[Chart and figure data]

----

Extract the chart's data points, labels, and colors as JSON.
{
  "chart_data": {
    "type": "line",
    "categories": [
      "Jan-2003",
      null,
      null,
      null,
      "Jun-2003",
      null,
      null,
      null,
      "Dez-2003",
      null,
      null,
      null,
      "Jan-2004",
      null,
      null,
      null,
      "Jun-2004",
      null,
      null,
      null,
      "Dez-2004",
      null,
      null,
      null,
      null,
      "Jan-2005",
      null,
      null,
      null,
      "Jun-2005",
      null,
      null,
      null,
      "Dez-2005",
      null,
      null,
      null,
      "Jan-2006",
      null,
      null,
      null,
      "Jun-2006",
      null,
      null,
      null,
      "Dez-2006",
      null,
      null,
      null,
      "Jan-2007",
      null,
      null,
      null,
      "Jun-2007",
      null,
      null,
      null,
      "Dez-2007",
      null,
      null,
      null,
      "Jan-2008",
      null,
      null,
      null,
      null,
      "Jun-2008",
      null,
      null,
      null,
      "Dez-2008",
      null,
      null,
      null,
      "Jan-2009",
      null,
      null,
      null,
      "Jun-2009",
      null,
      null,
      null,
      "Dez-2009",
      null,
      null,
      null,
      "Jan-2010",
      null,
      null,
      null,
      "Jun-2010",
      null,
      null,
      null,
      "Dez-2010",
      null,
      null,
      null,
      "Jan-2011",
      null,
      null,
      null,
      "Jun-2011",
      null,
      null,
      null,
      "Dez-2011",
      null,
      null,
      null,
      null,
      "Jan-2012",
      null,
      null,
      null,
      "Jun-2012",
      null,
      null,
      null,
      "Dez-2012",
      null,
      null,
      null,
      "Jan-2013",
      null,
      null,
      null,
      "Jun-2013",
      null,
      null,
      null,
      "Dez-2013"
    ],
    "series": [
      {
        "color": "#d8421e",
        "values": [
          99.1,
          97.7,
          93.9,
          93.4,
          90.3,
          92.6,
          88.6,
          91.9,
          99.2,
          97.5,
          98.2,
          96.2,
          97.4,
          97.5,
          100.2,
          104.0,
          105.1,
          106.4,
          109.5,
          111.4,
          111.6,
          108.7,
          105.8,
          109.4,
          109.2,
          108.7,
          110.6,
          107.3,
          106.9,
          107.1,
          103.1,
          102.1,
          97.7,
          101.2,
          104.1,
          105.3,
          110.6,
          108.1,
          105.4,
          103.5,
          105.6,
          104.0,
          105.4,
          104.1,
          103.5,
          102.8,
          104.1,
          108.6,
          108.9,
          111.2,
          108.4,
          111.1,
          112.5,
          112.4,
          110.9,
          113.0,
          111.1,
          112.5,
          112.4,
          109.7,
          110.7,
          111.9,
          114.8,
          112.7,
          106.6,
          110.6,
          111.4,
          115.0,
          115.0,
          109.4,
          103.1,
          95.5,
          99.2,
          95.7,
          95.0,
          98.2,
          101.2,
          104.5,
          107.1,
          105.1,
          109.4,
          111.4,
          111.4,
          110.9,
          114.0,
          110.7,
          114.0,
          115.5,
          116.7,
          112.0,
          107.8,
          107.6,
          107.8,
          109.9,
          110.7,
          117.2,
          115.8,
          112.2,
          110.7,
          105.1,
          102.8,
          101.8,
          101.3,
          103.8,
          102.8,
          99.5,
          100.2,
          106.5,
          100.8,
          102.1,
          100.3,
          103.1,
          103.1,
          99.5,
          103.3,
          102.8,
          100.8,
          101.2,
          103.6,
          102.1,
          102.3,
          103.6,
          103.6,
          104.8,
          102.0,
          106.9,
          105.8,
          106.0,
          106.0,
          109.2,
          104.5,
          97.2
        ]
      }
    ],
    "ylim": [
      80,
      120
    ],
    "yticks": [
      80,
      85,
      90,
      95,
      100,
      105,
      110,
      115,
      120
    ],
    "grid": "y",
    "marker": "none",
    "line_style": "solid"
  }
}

----

EXERCISE INSTRUCTIONS: All of the material must be reproduced exactly.

EXERCISE ANSWER:
Extract the chart's data points, labels, and colors as JSON.
{
  "chart_data": {
    "type": "line",
    "categories": [
      "Jan-2003",
      null,
      null,
      null,
      "Jun-2003",
      null,
      null,
      null,
      "Dez-2003",
      null,
      null,
      null,
      "Jan-2004",
      null,
      null,
      null,
      "Jun-2004",
      null,
      null,
      null,
      "Dez-2004",
      null,
      null,
      null,
      null,
      "Jan-2005",
      null,
      null,
      null,
      "Jun-2005",
      null,
      null,
      null,
      "Dez-2005",
      null,
      null,
      null,
      "Jan-2006",
      null,
      null,
      null,
      "Jun-2006",
      null,
      null,
      null,
      "Dez-2006",
      null,
      null,
      null,
      "Jan-2007",
      null,
      null,
      null,
      "Jun-2007",
      null,
      null,
      null,
      "Dez-2007",
      null,
      null,
      null,
      "Jan-2008",
      null,
      null,
      null,
      null,
      "Jun-2008",
      null,
      null,
      null,
      "Dez-2008",
      null,
      null,
      null,
      "Jan-2009",
      null,
      null,
      null,
      "Jun-2009",
      null,
      null,
      null,
      "Dez-2009",
      null,
      null,
      null,
      "Jan-2010",
      null,
      null,
      null,
      "Jun-2010",
      null,
      null,
      null,
      "Dez-2010",
      null,
      null,
      null,
      "Jan-2011",
      null,
      null,
      null,
      "Jun-2011",
      null,
      null,
      null,
      "Dez-2011",
      null,
      null,
      null,
      null,
      "Jan-2012",
      null,
      null,
      null,
      "Jun-2012",
      null,
      null,
      null,
      "Dez-2012",
      null,
      null,
      null,
      "Jan-2013",
      null,
      null,
      null,
      "Jun-2013",
      null,
      null,
      null,
      "Dez-2013"
    ],
    "series": [
      {
        "color": "#d8421e",
        "values": [
          99.1,
          97.7,
          93.9,
          93.4,
          90.3,
          92.6,
          88.6,
          91.9,
          99.2,
          97.5,
          98.2,
          96.2,
          97.4,
          97.5,
          100.2,
          104.0,
          105.1,
          106.4,
          109.5,
          111.4,
          111.6,
          108.7,
          105.8,
          109.4,
          109.2,
          108.7,
          110.6,
          107.3,
          106.9,
          107.1,
          103.1,
          102.1,
          97.7,
          101.2,
          104.1,
          105.3,
          110.6,
          108.1,
          105.4,
          103.5,
          105.6,
          104.0,
          105.4,
          104.1,
          103.5,
          102.8,
          104.1,
          108.6,
          108.9,
          111.2,
          108.4,
          111.1,
          112.5,
          112.4,
          110.9,
          113.0,
          111.1,
          112.5,
          112.4,
          109.7,
          110.7,
          111.9,
          114.8,
          112.7,
          106.6,
          110.6,
          111.4,
          115.0,
          115.0,
          109.4,
          103.1,
          95.5,
          99.2,
          95.7,
          95.0,
          98.2,
          101.2,
          104.5,
          107.1,
          105.1,
          109.4,
          111.4,
          111.4,
          110.9,
          114.0,
          110.7,
          114.0,
          115.5,
          116.7,
          112.0,
          107.8,
          107.6,
          107.8,
          109.9,
          110.7,
          117.2,
          115.8,
          112.2,
          110.7,
          105.1,
          102.8,
          101.8,
          101.3,
          103.8,
          102.8,
          99.5,
          100.2,
          106.5,
          100.8,
          102.1,
          100.3,
          103.1,
          103.1,
          99.5,
          103.3,
          102.8,
          100.8,
          101.2,
          103.6,
          102.1,
          102.3,
          103.6,
          103.6,
          104.8,
          102.0,
          106.9,
          105.8,
          106.0,
          106.0,
          109.2,
          104.5,
          97.2
        ]
      }
    ],
    "ylim": [
      80,
      120
    ],
    "yticks": [
      80,
      85,
      90,
      95,
      100,
      105,
      110,
      115,
      120
    ],
    "grid": "y",
    "marker": "none",
    "line_style": "solid"
  }
}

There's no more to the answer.